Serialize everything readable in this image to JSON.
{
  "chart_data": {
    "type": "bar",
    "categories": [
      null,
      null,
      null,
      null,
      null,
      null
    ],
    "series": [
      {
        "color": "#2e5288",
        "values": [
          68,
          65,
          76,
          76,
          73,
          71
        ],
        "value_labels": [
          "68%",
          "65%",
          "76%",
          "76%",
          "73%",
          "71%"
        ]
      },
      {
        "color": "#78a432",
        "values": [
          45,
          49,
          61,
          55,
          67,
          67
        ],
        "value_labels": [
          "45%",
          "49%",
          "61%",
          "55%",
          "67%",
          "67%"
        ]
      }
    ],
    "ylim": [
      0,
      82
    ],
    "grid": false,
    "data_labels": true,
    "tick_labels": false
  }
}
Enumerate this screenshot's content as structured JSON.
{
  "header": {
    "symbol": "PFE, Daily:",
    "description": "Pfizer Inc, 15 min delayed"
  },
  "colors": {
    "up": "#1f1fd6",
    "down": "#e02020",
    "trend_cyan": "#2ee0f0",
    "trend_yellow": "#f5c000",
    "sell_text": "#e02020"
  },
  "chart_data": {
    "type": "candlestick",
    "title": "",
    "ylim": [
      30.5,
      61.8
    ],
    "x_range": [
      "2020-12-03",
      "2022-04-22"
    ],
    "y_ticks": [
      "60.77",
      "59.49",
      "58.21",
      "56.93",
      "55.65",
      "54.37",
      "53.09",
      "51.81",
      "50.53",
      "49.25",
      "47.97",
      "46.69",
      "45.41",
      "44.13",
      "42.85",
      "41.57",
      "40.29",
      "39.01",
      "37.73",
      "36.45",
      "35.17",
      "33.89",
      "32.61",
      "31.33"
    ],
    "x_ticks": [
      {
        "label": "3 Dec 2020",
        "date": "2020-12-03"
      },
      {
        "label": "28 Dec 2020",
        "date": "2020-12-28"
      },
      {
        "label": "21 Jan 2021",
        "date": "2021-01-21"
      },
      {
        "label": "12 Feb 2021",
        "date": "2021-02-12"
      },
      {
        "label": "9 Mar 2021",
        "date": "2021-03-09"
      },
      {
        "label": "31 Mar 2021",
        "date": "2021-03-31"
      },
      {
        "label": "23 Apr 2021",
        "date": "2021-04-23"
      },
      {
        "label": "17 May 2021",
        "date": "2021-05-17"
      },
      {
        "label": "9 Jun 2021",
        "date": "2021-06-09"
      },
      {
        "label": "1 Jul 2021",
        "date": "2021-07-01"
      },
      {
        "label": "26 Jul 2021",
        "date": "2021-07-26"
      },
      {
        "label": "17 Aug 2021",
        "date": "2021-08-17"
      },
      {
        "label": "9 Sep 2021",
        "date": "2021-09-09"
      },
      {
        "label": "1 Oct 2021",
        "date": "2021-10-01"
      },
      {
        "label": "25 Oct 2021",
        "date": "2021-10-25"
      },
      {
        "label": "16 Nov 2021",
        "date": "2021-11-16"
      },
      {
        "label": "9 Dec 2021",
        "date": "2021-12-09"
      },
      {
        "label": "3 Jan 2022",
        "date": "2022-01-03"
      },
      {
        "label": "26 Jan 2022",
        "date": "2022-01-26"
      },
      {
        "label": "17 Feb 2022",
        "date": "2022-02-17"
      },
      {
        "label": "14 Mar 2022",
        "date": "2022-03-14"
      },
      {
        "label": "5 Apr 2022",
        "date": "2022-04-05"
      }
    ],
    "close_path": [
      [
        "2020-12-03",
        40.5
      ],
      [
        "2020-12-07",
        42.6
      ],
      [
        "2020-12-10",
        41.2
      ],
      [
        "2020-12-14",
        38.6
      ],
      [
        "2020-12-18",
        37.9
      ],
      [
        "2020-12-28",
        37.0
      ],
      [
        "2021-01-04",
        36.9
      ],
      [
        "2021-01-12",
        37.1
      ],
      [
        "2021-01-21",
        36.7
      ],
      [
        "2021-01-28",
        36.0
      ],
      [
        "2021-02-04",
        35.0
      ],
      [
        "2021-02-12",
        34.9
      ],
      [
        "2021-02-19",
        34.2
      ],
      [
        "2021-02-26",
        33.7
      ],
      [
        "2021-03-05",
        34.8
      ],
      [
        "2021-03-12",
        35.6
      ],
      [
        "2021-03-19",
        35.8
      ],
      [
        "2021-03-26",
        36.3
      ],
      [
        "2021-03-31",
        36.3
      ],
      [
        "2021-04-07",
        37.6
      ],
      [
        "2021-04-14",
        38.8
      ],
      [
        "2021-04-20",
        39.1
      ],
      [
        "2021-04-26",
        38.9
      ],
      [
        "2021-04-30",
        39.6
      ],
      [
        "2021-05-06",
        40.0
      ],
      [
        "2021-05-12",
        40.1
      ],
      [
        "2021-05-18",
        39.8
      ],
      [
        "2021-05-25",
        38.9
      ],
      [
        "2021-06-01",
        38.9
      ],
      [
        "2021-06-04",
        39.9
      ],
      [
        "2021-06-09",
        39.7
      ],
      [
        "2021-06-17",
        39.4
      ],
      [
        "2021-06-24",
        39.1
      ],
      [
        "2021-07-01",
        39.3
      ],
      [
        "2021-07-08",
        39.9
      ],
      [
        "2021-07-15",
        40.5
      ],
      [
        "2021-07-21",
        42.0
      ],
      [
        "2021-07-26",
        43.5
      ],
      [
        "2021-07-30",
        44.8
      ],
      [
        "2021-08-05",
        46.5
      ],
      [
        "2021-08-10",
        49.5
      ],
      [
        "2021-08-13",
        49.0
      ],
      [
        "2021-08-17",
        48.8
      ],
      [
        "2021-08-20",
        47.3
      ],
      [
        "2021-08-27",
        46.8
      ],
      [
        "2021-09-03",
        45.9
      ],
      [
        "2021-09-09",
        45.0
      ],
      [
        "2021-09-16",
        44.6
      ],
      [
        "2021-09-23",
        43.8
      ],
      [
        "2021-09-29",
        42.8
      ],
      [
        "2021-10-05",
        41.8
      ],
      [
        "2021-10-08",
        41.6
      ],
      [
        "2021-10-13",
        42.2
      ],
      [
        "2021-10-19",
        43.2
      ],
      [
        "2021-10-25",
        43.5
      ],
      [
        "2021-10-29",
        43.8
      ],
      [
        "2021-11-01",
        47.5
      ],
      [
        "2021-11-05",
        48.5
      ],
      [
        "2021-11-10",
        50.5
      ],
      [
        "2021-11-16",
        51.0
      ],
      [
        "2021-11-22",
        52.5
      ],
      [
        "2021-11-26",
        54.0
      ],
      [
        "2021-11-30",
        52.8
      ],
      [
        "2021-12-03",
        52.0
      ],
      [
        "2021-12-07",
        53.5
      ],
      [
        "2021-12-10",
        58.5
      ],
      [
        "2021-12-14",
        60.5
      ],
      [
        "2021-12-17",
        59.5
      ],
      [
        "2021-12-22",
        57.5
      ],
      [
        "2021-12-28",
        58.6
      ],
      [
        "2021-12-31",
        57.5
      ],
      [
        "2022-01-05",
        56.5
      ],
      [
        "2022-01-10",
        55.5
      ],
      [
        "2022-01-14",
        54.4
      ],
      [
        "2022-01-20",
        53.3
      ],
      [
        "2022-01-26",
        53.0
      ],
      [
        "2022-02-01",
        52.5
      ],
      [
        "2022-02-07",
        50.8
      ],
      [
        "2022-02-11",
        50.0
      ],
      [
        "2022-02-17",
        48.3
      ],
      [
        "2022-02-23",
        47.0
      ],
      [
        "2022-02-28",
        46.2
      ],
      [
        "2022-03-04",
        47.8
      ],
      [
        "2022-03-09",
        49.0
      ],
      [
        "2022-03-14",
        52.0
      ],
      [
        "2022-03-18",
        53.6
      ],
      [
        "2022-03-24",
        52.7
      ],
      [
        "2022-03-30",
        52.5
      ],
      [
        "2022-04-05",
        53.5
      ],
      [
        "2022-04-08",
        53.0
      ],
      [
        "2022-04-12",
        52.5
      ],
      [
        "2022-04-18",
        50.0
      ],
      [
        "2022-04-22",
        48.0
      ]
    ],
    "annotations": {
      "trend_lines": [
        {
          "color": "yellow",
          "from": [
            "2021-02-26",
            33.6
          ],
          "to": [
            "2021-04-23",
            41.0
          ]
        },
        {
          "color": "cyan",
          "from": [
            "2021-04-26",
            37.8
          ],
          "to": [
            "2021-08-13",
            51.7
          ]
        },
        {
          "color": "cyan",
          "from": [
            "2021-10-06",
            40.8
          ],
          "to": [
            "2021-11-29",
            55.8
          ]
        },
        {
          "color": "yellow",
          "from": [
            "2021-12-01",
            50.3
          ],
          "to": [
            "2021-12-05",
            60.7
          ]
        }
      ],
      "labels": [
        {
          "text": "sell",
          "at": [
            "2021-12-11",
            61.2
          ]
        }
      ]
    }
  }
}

-------

• [REQUIRED WORK] Copy each line that contains the word "JSON".

• [SOLUTION TO THIS PROBLEM]
Serialize everything readable in this image to JSON.
Enumerate this screenshot's content as structured JSON.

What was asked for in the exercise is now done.